Aufgabenstellung =
1. Beantworte anhand des Textes über den Alleenradweg kurz diese Fragen:
(a) Zwischen welchen Orten verkehrte früher ein Zug?
(b) Weshalb wird der Radweg auch Alleenradweg genannt?
(c) Wer nutzt heute Kirche und Gebäude des Klosters Mörmter?
2. Führe den Text über den Alleenradweg nach seinem letzten Satz mit einigen Sätzen im gleichen Ton fort.

Vorliegender Text =
********************

Nur die etwas Älteren können sich noch daran erinnern, wie es war, als zwischen Xanten und Kleve noch ein Zug verkehrte.
Die Schienen sind inzwischen umgewidmet worden - zum "Bahntrassenradeln“.
Dieser Radweg ist sehr gut zu befahren und hat über weite Strecken den Charakter einer Allee, daher wird er auch Alleenradweg genannt.
Das erste Stück des Alleenradweges von Xanten in Richtung Kalkar macht Lust auf mehr.
Die Hinweisschilder bieten eine gute Orientierung an den Abzweigungen des Radweges. So macht uns ein Hinweisschild auf die Bauernschaft Mörmter und das gleichnamige Kloster in nur 0,6 km aufmerksam. Für diesen Abstecher verlassen wir die Bahntrasse und fahren auf dem Jacobsweg bis zum Kloster. Kirche und Gebäude werden heute von der „Fazenda da Esperanca“ genutzt und bewirtschaftet. Ein kleines Cafe lädt am Nachmittag zur Einkehr. So wird die Rast für unsere Rückfahrt heute Nachmittag schon einmal eingeplant.

********************

Bereitgestellte Daten =
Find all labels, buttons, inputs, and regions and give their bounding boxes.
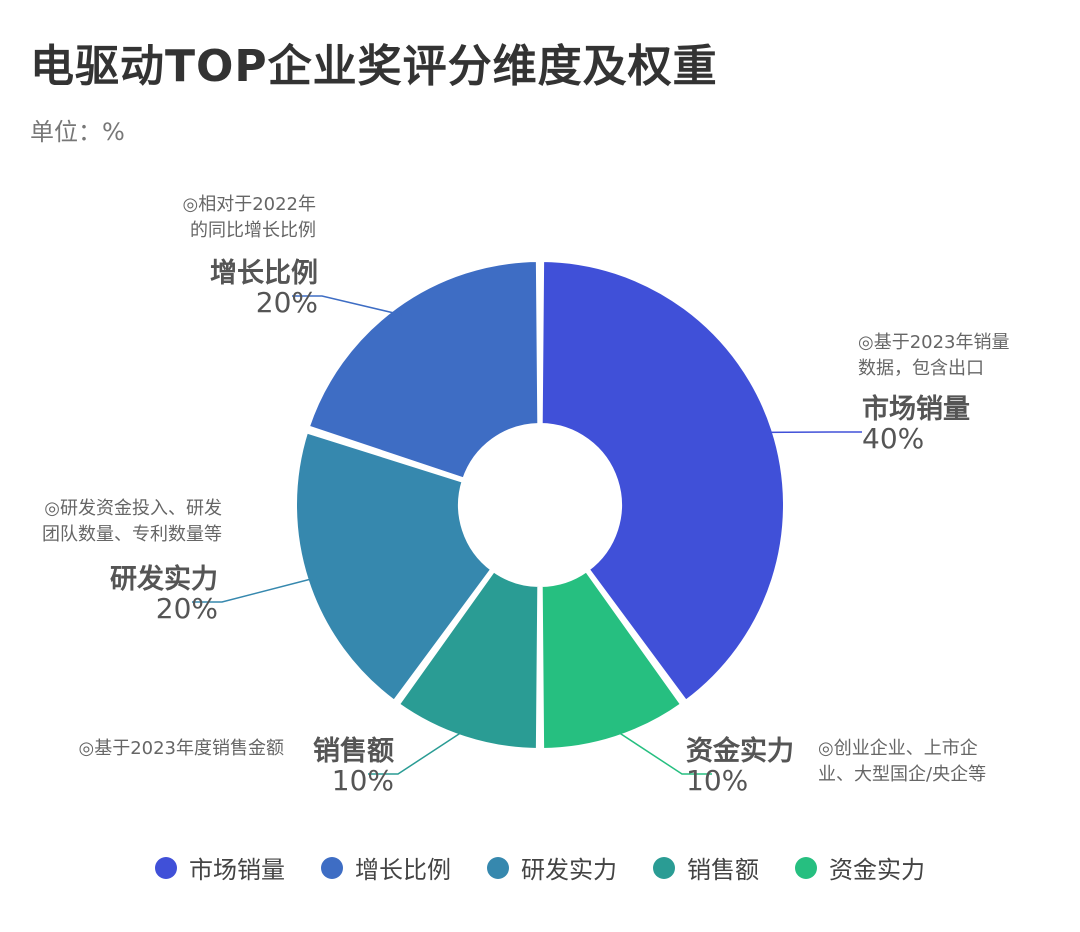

********************

Erwartete Antworten =
1.
(a) Zwischen Xanten und Kleve.
(b) Weil er über weite Strecken den Charakter einer Allee hat.
(c) Die „Fazenda da Esperanca“.

2.
Wir beschließen es mit einem Blick auf das Klostergebäude für heute Morgen zu belassen und fahren wieder zurück auf die Bahntrasse.
Nach kurzer Fahrt finden wir wieder ein Hinweisschild, welches uns auf „Haus Balken“ aufmerksam macht. Wir stoppen und machen uns auf der Hinweistafel schlau. „Das Haus wurde erstmals 1419 urkundlich erwähnt. Zwischen 1590-98, während des niederländischen Befreiungskrieges wurde es zerstört und erst Anfang des 17. Jahrhunderts wieder neu errichtet. Das Haus steht seit 1987 unter Denkmalschutz und ist heute der Wohnsitz der Unternehmerfamilie Underberg. Es ist nicht öffentlich zugänglich. So bleibt uns nur ein Foto aus der Ferne.
Nach ca. 7 km auf dem Bahntrassenradweg stoppen wir vor einem liebevoll gestalteten Hinweisschild – es ist ein Stadtplan in besonderer Aufmachung.
Hier stellt sich der Wallfahrtsort Marienbaum mit seinen Sehenswürdigkeiten vor. Der Ort liegt zentral am linken unteren Niederrhein, genau in der Mitte zwischen Xanten und Kalkar.
Angetan von den Informationen wollen wir dem 2.000 Einwohner-Dorf einen Besuch abstatten. Schon vom Weiten können wir die mächtige Marienbaumer Wallfahrtskirche und den gut 50 Meter hohen Westturm erkennen.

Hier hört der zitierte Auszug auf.